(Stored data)
++++++++

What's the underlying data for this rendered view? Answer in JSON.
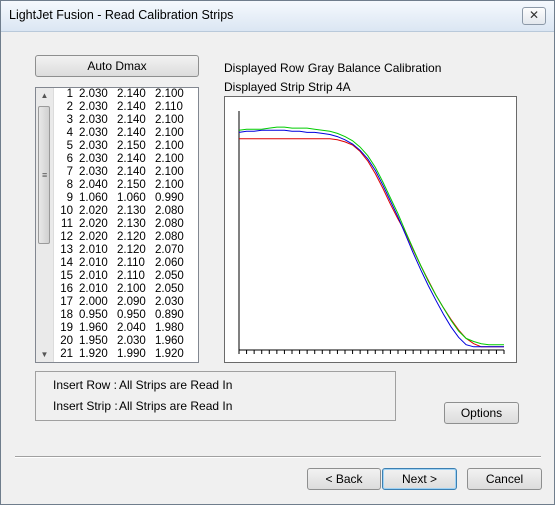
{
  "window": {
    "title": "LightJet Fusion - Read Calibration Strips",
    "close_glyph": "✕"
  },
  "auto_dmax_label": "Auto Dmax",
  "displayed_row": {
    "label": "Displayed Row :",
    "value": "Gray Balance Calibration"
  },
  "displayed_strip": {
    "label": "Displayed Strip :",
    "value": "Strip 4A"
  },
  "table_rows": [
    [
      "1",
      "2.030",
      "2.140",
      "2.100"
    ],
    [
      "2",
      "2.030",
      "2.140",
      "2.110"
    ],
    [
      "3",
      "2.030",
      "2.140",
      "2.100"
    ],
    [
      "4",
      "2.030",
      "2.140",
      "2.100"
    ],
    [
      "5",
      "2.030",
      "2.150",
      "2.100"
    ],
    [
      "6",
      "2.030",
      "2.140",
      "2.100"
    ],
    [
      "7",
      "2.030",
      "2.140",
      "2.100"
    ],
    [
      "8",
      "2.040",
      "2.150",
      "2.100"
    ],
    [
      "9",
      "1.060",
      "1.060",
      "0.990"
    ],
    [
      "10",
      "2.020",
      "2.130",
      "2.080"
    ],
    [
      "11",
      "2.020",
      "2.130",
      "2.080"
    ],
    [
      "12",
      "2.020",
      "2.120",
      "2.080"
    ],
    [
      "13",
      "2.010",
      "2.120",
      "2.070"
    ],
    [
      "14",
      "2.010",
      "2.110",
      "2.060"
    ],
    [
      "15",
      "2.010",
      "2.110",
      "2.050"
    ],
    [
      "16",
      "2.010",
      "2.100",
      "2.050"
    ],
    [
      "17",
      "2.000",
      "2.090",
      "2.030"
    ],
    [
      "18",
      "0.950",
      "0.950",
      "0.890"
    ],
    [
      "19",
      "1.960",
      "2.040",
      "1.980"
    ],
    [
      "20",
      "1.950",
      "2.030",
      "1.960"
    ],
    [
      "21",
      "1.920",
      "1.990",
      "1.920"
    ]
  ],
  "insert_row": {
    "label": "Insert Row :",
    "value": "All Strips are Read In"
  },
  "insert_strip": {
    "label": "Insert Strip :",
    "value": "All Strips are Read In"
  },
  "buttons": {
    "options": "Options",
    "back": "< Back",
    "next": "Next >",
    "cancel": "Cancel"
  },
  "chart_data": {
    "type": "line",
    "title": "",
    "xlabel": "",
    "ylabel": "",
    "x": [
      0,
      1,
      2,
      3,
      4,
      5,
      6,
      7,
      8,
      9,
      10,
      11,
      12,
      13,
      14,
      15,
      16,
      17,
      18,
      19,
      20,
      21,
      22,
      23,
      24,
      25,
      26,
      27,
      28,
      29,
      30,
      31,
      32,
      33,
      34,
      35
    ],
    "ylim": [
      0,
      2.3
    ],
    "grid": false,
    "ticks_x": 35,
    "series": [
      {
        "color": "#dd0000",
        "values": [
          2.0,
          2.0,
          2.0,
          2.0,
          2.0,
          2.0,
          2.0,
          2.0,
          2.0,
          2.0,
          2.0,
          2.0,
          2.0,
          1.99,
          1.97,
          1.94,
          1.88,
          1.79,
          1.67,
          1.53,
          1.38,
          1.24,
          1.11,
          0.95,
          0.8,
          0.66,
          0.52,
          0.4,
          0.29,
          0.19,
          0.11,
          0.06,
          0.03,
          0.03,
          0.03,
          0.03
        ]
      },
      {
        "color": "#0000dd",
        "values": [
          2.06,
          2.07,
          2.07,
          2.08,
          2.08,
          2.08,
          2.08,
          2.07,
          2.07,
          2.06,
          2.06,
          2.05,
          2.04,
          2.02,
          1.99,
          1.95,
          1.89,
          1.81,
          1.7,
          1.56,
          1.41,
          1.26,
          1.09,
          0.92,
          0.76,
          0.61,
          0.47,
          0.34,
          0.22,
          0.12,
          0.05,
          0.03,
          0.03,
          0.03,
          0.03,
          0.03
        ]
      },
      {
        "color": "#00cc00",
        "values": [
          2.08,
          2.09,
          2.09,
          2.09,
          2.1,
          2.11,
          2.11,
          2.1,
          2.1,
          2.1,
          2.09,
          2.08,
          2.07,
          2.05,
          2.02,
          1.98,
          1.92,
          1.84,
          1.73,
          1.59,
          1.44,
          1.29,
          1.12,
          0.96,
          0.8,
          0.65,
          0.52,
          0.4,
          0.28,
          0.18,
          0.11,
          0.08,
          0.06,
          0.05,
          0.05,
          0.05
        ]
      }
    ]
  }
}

++++++++

* Given instruction: Every record is to be reproduced exactly, with no pictures included.

* Full output:
What's the underlying data for this rendered view? Answer in JSON.
{
  "window": {
    "title": "LightJet Fusion - Read Calibration Strips",
    "close_glyph": "✕"
  },
  "auto_dmax_label": "Auto Dmax",
  "displayed_row": {
    "label": "Displayed Row :",
    "value": "Gray Balance Calibration"
  },
  "displayed_strip": {
    "label": "Displayed Strip :",
    "value": "Strip 4A"
  },
  "table_rows": [
    [
      "1",
      "2.030",
      "2.140",
      "2.100"
    ],
    [
      "2",
      "2.030",
      "2.140",
      "2.110"
    ],
    [
      "3",
      "2.030",
      "2.140",
      "2.100"
    ],
    [
      "4",
      "2.030",
      "2.140",
      "2.100"
    ],
    [
      "5",
      "2.030",
      "2.150",
      "2.100"
    ],
    [
      "6",
      "2.030",
      "2.140",
      "2.100"
    ],
    [
      "7",
      "2.030",
      "2.140",
      "2.100"
    ],
    [
      "8",
      "2.040",
      "2.150",
      "2.100"
    ],
    [
      "9",
      "1.060",
      "1.060",
      "0.990"
    ],
    [
      "10",
      "2.020",
      "2.130",
      "2.080"
    ],
    [
      "11",
      "2.020",
      "2.130",
      "2.080"
    ],
    [
      "12",
      "2.020",
      "2.120",
      "2.080"
    ],
    [
      "13",
      "2.010",
      "2.120",
      "2.070"
    ],
    [
      "14",
      "2.010",
      "2.110",
      "2.060"
    ],
    [
      "15",
      "2.010",
      "2.110",
      "2.050"
    ],
    [
      "16",
      "2.010",
      "2.100",
      "2.050"
    ],
    [
      "17",
      "2.000",
      "2.090",
      "2.030"
    ],
    [
      "18",
      "0.950",
      "0.950",
      "0.890"
    ],
    [
      "19",
      "1.960",
      "2.040",
      "1.980"
    ],
    [
      "20",
      "1.950",
      "2.030",
      "1.960"
    ],
    [
      "21",
      "1.920",
      "1.990",
      "1.920"
    ]
  ],
  "insert_row": {
    "label": "Insert Row :",
    "value": "All Strips are Read In"
  },
  "insert_strip": {
    "label": "Insert Strip :",
    "value": "All Strips are Read In"
  },
  "buttons": {
    "options": "Options",
    "back": "< Back",
    "next": "Next >",
    "cancel": "Cancel"
  },
  "chart_data": {
    "type": "line",
    "title": "",
    "xlabel": "",
    "ylabel": "",
    "x": [
      0,
      1,
      2,
      3,
      4,
      5,
      6,
      7,
      8,
      9,
      10,
      11,
      12,
      13,
      14,
      15,
      16,
      17,
      18,
      19,
      20,
      21,
      22,
      23,
      24,
      25,
      26,
      27,
      28,
      29,
      30,
      31,
      32,
      33,
      34,
      35
    ],
    "ylim": [
      0,
      2.3
    ],
    "grid": false,
    "ticks_x": 35,
    "series": [
      {
        "color": "#dd0000",
        "values": [
          2.0,
          2.0,
          2.0,
          2.0,
          2.0,
          2.0,
          2.0,
          2.0,
          2.0,
          2.0,
          2.0,
          2.0,
          2.0,
          1.99,
          1.97,
          1.94,
          1.88,
          1.79,
          1.67,
          1.53,
          1.38,
          1.24,
          1.11,
          0.95,
          0.8,
          0.66,
          0.52,
          0.4,
          0.29,
          0.19,
          0.11,
          0.06,
          0.03,
          0.03,
          0.03,
          0.03
        ]
      },
      {
        "color": "#0000dd",
        "values": [
          2.06,
          2.07,
          2.07,
          2.08,
          2.08,
          2.08,
          2.08,
          2.07,
          2.07,
          2.06,
          2.06,
          2.05,
          2.04,
          2.02,
          1.99,
          1.95,
          1.89,
          1.81,
          1.7,
          1.56,
          1.41,
          1.26,
          1.09,
          0.92,
          0.76,
          0.61,
          0.47,
          0.34,
          0.22,
          0.12,
          0.05,
          0.03,
          0.03,
          0.03,
          0.03,
          0.03
        ]
      },
      {
        "color": "#00cc00",
        "values": [
          2.08,
          2.09,
          2.09,
          2.09,
          2.1,
          2.11,
          2.11,
          2.1,
          2.1,
          2.1,
          2.09,
          2.08,
          2.07,
          2.05,
          2.02,
          1.98,
          1.92,
          1.84,
          1.73,
          1.59,
          1.44,
          1.29,
          1.12,
          0.96,
          0.8,
          0.65,
          0.52,
          0.4,
          0.28,
          0.18,
          0.11,
          0.08,
          0.06,
          0.05,
          0.05,
          0.05
        ]
      }
    ]
  }
}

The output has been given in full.